──────── Supplied data ────────

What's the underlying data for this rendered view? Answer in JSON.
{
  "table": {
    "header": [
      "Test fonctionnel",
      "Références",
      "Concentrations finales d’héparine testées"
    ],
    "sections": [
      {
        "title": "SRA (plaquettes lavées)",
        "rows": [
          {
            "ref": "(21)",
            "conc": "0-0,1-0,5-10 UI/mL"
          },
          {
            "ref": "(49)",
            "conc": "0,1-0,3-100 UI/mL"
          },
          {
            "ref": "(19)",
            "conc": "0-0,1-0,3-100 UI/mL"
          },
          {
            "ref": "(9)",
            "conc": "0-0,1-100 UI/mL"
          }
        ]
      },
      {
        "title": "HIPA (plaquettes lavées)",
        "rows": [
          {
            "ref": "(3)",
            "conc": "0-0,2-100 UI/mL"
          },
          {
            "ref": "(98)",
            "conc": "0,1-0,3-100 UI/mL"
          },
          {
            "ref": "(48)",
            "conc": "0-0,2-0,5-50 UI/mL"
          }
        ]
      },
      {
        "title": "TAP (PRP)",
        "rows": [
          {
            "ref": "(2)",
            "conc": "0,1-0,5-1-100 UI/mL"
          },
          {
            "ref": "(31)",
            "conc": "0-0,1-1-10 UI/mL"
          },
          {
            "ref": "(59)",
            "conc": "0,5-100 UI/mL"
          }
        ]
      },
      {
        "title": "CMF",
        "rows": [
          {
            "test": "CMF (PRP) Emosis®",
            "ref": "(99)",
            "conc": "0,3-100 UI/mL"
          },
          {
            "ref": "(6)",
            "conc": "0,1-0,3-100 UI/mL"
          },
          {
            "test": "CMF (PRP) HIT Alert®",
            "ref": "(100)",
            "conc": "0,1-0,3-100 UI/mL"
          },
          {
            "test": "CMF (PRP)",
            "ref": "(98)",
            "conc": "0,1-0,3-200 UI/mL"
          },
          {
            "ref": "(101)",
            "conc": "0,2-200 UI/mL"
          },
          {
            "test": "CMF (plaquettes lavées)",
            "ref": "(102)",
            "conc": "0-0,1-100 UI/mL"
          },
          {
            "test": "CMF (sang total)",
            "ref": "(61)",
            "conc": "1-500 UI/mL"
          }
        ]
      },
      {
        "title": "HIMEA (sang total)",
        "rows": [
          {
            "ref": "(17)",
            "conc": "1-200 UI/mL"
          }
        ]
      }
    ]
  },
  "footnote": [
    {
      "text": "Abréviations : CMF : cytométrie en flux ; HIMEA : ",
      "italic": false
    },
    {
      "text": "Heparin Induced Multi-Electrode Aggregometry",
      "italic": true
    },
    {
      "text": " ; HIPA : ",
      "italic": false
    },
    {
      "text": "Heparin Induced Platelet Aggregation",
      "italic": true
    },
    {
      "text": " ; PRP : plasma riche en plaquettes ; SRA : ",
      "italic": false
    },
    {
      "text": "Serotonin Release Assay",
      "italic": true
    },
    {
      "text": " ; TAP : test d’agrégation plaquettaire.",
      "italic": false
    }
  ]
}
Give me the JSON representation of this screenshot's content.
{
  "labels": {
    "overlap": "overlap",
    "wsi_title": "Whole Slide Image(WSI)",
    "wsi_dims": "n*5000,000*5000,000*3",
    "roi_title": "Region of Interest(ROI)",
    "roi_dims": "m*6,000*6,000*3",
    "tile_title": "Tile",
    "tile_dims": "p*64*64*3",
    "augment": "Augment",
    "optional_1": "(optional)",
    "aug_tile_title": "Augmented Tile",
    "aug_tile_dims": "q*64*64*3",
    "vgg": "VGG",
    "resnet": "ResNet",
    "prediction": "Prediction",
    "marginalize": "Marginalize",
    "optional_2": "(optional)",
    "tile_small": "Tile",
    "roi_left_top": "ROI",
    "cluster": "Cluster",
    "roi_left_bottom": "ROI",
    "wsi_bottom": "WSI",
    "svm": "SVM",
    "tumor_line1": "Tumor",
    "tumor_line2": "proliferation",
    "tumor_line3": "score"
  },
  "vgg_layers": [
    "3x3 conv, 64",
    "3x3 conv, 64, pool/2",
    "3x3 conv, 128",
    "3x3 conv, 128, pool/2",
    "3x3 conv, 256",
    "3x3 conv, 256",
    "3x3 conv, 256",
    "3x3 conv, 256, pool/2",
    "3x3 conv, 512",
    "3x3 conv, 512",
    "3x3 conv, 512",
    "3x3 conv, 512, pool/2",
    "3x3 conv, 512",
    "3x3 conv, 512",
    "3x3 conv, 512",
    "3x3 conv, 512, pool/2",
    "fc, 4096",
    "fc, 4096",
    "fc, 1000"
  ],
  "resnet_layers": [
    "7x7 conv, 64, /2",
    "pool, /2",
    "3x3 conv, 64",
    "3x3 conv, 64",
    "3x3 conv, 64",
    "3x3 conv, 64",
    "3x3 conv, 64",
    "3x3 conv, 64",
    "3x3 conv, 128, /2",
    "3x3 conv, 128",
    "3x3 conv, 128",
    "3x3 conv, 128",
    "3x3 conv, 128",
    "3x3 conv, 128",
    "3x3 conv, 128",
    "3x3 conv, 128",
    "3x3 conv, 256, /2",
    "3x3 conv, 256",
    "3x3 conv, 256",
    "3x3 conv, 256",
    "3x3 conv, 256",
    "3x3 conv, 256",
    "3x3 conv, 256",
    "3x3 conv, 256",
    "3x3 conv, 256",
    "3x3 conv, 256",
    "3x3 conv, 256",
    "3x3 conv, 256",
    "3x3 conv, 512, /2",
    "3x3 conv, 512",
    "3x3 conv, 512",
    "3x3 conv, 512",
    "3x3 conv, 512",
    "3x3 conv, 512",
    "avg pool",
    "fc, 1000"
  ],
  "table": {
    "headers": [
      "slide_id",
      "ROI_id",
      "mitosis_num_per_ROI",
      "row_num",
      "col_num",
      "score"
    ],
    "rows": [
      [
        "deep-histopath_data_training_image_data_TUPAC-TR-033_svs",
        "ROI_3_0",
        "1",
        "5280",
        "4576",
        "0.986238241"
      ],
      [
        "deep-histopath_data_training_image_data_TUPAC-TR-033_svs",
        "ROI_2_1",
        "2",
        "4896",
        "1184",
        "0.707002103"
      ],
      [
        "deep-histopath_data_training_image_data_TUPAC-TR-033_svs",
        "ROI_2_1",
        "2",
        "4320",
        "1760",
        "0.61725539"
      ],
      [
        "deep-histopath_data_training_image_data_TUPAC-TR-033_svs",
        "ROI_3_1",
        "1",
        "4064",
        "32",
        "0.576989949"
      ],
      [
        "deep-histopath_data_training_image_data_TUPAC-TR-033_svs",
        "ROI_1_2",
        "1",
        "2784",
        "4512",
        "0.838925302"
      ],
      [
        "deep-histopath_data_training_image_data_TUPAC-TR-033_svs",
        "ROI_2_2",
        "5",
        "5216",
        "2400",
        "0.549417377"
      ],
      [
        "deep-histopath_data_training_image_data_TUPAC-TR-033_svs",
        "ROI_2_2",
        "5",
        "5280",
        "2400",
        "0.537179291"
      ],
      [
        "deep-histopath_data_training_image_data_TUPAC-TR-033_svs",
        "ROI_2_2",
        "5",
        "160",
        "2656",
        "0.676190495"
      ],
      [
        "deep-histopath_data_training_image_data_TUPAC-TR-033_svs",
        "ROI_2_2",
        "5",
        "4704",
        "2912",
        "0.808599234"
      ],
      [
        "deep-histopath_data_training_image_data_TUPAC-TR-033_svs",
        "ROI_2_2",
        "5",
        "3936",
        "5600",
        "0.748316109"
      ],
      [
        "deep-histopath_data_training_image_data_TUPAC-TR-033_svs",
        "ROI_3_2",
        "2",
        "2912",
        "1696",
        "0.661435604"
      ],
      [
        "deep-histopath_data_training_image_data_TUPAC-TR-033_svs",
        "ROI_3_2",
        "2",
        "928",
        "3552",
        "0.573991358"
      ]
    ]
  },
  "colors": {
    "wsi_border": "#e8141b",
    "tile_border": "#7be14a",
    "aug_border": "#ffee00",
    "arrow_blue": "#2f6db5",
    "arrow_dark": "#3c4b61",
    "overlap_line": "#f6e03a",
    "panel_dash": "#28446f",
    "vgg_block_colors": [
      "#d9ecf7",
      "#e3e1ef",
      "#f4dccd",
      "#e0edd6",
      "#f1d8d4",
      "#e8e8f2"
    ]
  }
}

────────

* [What you are asked to do]: Gather each line from the entries above that includes the word "optional".

* [Solution for this task]:
    "optional_1": "(optional)",
    "optional_2": "(optional)",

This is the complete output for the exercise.